Listings of boxed layout items:
——

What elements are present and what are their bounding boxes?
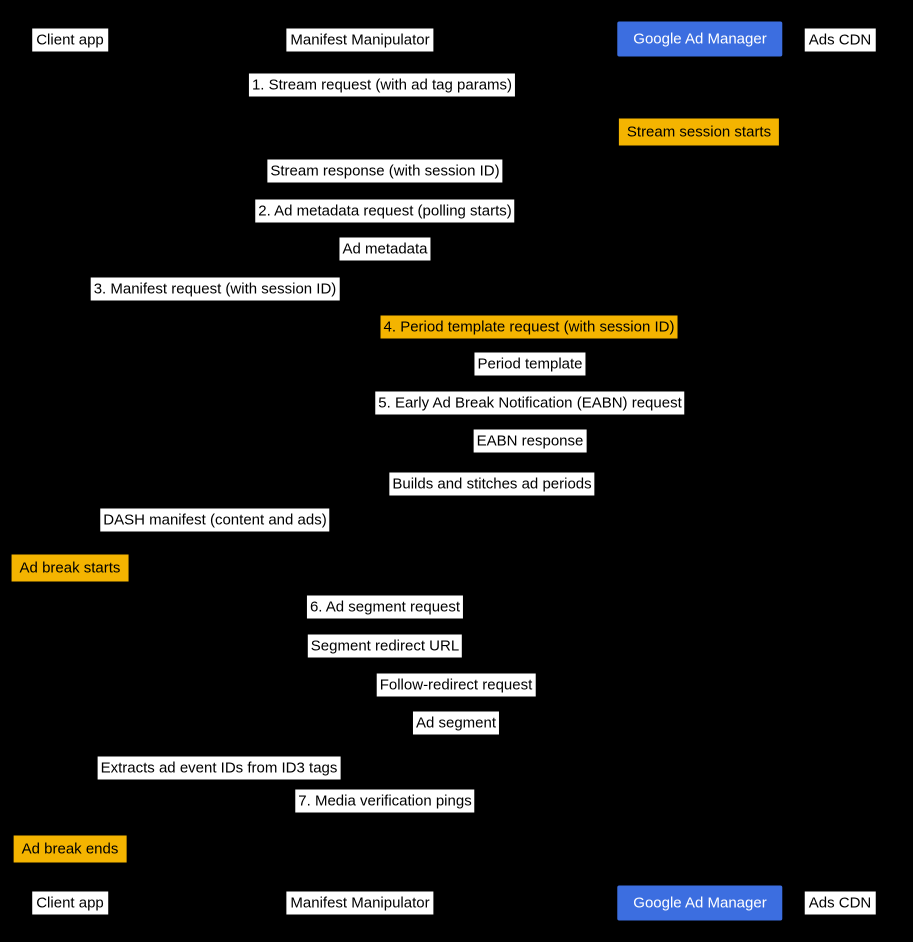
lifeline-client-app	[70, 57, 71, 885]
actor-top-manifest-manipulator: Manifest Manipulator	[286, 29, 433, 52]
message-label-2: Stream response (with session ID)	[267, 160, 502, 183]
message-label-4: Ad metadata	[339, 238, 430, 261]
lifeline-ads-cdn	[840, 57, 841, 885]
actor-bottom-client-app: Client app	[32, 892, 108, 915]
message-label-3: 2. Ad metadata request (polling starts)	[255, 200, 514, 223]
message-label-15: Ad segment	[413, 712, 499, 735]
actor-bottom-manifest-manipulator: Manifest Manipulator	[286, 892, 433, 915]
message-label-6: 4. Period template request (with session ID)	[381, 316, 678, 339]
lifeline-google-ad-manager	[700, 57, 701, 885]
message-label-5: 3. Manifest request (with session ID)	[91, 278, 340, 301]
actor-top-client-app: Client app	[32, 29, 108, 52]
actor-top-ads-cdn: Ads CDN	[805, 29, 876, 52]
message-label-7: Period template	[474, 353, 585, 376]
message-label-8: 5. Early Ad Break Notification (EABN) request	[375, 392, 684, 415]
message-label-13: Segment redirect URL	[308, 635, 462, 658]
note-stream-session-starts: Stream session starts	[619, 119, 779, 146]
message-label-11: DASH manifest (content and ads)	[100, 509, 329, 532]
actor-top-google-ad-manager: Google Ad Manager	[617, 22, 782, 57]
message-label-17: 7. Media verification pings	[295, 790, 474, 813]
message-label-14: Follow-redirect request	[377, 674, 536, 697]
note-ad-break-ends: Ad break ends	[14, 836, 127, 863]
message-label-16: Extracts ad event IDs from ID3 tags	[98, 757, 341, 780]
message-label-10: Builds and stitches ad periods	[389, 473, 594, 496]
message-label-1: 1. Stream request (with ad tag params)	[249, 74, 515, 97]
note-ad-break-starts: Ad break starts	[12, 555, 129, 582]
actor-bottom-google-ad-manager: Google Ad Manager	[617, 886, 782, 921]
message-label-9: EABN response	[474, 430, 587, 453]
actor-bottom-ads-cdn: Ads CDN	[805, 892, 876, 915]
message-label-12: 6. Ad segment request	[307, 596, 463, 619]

——

WHAT THE TASK REQUIRES:
Rewrite each line of the items above as a Markdown table with two columns, Row for the line's number and Line for its text, and skip any blank lines. Omit the pictures from the table.

EXERCISE RESULT:
| Row | Line |
|---|---|
| 1 | What elements are present and what are their bounding boxes? |
| 2 | lifeline-client-app	[70, 57, 71, 885] |
| 3 | actor-top-manifest-manipulator: Manifest Manipulator	[286, 29, 433, 52] |
| 4 | message-label-2: Stream response (with session ID)	[267, 160, 502, 183] |
| 5 | message-label-4: Ad metadata	[339, 238, 430, 261] |
| 6 | lifeline-ads-cdn	[840, 57, 841, 885] |
| 7 | actor-bottom-client-app: Client app	[32, 892, 108, 915] |
| 8 | message-label-3: 2. Ad metadata request (polling starts)	[255, 200, 514, 223] |
| 9 | message-label-15: Ad segment	[413, 712, 499, 735] |
| 10 | actor-bottom-manifest-manipulator: Manifest Manipulator	[286, 892, 433, 915] |
| 11 | message-label-6: 4. Period template request (with session ID)	[381, 316, 678, 339] |
| 12 | lifeline-google-ad-manager	[700, 57, 701, 885] |
| 13 | message-label-5: 3. Manifest request (with session ID)	[91, 278, 340, 301] |
| 14 | actor-top-client-app: Client app	[32, 29, 108, 52] |
| 15 | actor-top-ads-cdn: Ads CDN	[805, 29, 876, 52] |
| 16 | message-label-7: Period template	[474, 353, 585, 376] |
| 17 | message-label-8: 5. Early Ad Break Notification (EABN) request	[375, 392, 684, 415] |
| 18 | message-label-13: Segment redirect URL	[308, 635, 462, 658] |
| 19 | note-stream-session-starts: Stream session starts	[619, 119, 779, 146] |
| 20 | message-label-11: DASH manifest (content and ads)	[100, 509, 329, 532] |
| 21 | actor-top-google-ad-manager: Google Ad Manager	[617, 22, 782, 57] |
| 22 | message-label-17: 7. Media verification pings	[295, 790, 474, 813] |
| 23 | message-label-14: Follow-redirect request	[377, 674, 536, 697] |
| 24 | note-ad-break-ends: Ad break ends	[14, 836, 127, 863] |
| 25 | message-label-16: Extracts ad event IDs from ID3 tags	[98, 757, 341, 780] |
| 26 | message-label-10: Builds and stitches ad periods	[389, 473, 594, 496] |
| 27 | message-label-1: 1. Stream request (with ad tag params)	[249, 74, 515, 97] |
| 28 | note-ad-break-starts: Ad break starts	[12, 555, 129, 582] |
| 29 | actor-bottom-google-ad-manager: Google Ad Manager	[617, 886, 782, 921] |
| 30 | message-label-9: EABN response	[474, 430, 587, 453] |
| 31 | actor-bottom-ads-cdn: Ads CDN	[805, 892, 876, 915] |
| 32 | message-label-12: 6. Ad segment request	[307, 596, 463, 619] |